Do this => Tally the lines that contain the string "政府性基金预算拨款" and give the number by itself.

::::

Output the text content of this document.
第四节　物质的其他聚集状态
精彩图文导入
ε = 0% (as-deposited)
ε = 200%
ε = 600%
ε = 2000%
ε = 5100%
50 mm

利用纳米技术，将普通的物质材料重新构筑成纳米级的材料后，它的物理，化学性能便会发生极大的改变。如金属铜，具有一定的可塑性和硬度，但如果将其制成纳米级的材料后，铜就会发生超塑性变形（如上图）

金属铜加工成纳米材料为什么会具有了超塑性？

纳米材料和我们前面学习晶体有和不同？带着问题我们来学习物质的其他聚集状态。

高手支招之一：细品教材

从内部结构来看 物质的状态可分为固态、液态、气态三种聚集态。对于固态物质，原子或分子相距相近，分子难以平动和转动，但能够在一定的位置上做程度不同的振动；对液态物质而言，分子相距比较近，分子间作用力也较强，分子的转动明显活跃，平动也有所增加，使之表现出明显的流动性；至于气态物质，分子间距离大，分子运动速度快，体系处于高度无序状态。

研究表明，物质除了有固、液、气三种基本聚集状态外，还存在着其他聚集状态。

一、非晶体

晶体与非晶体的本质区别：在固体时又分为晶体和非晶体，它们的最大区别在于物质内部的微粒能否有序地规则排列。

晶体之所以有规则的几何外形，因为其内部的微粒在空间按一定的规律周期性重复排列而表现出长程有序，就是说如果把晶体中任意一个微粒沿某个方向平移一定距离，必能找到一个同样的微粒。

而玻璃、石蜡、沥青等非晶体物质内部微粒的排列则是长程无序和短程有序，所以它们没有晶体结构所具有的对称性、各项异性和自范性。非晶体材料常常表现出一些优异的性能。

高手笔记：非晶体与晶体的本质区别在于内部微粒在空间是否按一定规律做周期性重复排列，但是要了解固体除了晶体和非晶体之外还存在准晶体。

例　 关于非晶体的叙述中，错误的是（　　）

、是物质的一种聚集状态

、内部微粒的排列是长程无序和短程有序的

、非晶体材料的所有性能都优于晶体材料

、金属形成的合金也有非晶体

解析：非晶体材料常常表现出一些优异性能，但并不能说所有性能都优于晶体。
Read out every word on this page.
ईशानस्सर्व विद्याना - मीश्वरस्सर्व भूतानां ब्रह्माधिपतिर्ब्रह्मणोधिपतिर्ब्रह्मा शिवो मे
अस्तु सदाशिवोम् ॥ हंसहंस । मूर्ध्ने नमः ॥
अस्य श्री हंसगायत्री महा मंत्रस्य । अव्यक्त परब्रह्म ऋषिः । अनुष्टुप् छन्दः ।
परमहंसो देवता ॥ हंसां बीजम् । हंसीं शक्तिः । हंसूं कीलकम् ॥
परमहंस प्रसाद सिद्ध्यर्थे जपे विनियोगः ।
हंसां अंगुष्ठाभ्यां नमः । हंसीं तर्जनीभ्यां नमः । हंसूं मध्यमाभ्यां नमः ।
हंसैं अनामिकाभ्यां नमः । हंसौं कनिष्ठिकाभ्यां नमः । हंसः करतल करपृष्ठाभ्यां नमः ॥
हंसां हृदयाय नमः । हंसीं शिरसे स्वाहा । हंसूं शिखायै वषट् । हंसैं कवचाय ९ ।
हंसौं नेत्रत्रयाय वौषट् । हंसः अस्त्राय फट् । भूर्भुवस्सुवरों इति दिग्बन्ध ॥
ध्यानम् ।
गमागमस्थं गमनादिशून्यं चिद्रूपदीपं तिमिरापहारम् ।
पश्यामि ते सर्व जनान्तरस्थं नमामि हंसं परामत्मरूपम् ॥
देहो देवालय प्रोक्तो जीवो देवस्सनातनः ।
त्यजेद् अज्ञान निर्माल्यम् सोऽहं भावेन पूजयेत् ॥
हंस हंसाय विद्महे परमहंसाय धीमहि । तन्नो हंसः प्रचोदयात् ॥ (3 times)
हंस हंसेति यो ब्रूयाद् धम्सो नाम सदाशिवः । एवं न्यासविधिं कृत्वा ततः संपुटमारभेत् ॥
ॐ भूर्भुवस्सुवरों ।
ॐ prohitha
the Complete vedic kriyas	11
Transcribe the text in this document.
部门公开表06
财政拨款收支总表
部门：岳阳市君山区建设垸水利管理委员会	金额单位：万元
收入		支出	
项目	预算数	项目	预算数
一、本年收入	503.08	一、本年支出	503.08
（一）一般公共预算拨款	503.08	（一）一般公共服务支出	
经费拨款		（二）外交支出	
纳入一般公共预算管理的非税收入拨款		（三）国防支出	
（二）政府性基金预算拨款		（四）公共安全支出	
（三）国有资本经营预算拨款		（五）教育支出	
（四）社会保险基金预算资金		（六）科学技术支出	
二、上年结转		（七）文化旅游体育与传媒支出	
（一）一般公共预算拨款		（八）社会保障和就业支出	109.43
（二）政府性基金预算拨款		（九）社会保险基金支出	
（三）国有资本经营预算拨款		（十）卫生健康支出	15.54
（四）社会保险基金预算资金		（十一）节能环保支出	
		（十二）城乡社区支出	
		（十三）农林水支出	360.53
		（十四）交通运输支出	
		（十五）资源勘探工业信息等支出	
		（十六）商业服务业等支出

::::

Answer below => 2